### DATA IN THIS EXERCISE
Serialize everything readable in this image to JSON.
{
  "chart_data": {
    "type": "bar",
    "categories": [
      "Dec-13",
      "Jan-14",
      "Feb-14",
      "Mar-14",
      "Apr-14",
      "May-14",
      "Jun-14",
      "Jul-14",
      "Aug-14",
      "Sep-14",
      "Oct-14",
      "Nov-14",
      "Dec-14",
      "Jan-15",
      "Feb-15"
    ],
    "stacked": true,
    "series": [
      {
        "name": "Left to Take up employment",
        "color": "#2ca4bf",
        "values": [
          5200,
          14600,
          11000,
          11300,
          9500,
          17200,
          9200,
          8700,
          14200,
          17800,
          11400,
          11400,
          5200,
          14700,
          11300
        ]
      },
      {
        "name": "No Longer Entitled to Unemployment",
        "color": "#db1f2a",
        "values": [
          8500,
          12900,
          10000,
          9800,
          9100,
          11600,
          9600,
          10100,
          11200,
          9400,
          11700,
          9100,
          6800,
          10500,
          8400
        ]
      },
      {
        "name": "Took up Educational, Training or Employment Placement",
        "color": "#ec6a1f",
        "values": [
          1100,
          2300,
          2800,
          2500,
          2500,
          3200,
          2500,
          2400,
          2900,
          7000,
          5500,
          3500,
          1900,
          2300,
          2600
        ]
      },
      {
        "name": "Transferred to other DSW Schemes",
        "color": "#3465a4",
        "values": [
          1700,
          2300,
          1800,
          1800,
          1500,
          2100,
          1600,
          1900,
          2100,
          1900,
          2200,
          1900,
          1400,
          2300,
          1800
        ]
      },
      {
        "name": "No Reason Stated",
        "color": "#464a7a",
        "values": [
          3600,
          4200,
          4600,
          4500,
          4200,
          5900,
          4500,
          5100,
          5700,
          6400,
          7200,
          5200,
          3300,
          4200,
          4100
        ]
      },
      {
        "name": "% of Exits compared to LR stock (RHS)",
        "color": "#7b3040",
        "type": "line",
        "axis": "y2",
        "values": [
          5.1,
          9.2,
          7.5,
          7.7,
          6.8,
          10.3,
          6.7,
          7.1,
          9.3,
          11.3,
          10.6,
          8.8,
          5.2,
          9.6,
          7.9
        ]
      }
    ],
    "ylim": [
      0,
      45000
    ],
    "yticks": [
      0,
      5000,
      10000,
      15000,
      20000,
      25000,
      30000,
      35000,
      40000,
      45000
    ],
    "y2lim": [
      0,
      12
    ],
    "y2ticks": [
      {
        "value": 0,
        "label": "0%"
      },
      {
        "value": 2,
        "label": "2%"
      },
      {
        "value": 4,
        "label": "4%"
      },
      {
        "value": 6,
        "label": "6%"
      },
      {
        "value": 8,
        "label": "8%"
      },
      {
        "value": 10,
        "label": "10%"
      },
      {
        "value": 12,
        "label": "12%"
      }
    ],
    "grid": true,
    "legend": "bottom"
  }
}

### TASK STATEMENT
Could you reproduce every record above exactly as it appears?

### FINAL RESULT
Serialize everything readable in this image to JSON.
{
  "chart_data": {
    "type": "bar",
    "categories": [
      "Dec-13",
      "Jan-14",
      "Feb-14",
      "Mar-14",
      "Apr-14",
      "May-14",
      "Jun-14",
      "Jul-14",
      "Aug-14",
      "Sep-14",
      "Oct-14",
      "Nov-14",
      "Dec-14",
      "Jan-15",
      "Feb-15"
    ],
    "stacked": true,
    "series": [
      {
        "name": "Left to Take up employment",
        "color": "#2ca4bf",
        "values": [
          5200,
          14600,
          11000,
          11300,
          9500,
          17200,
          9200,
          8700,
          14200,
          17800,
          11400,
          11400,
          5200,
          14700,
          11300
        ]
      },
      {
        "name": "No Longer Entitled to Unemployment",
        "color": "#db1f2a",
        "values": [
          8500,
          12900,
          10000,
          9800,
          9100,
          11600,
          9600,
          10100,
          11200,
          9400,
          11700,
          9100,
          6800,
          10500,
          8400
        ]
      },
      {
        "name": "Took up Educational, Training or Employment Placement",
        "color": "#ec6a1f",
        "values": [
          1100,
          2300,
          2800,
          2500,
          2500,
          3200,
          2500,
          2400,
          2900,
          7000,
          5500,
          3500,
          1900,
          2300,
          2600
        ]
      },
      {
        "name": "Transferred to other DSW Schemes",
        "color": "#3465a4",
        "values": [
          1700,
          2300,
          1800,
          1800,
          1500,
          2100,
          1600,
          1900,
          2100,
          1900,
          2200,
          1900,
          1400,
          2300,
          1800
        ]
      },
      {
        "name": "No Reason Stated",
        "color": "#464a7a",
        "values": [
          3600,
          4200,
          4600,
          4500,
          4200,
          5900,
          4500,
          5100,
          5700,
          6400,
          7200,
          5200,
          3300,
          4200,
          4100
        ]
      },
      {
        "name": "% of Exits compared to LR stock (RHS)",
        "color": "#7b3040",
        "type": "line",
        "axis": "y2",
        "values": [
          5.1,
          9.2,
          7.5,
          7.7,
          6.8,
          10.3,
          6.7,
          7.1,
          9.3,
          11.3,
          10.6,
          8.8,
          5.2,
          9.6,
          7.9
        ]
      }
    ],
    "ylim": [
      0,
      45000
    ],
    "yticks": [
      0,
      5000,
      10000,
      15000,
      20000,
      25000,
      30000,
      35000,
      40000,
      45000
    ],
    "y2lim": [
      0,
      12
    ],
    "y2ticks": [
      {
        "value": 0,
        "label": "0%"
      },
      {
        "value": 2,
        "label": "2%"
      },
      {
        "value": 4,
        "label": "4%"
      },
      {
        "value": 6,
        "label": "6%"
      },
      {
        "value": 8,
        "label": "8%"
      },
      {
        "value": 10,
        "label": "10%"
      },
      {
        "value": 12,
        "label": "12%"
      }
    ],
    "grid": true,
    "legend": "bottom"
  }
}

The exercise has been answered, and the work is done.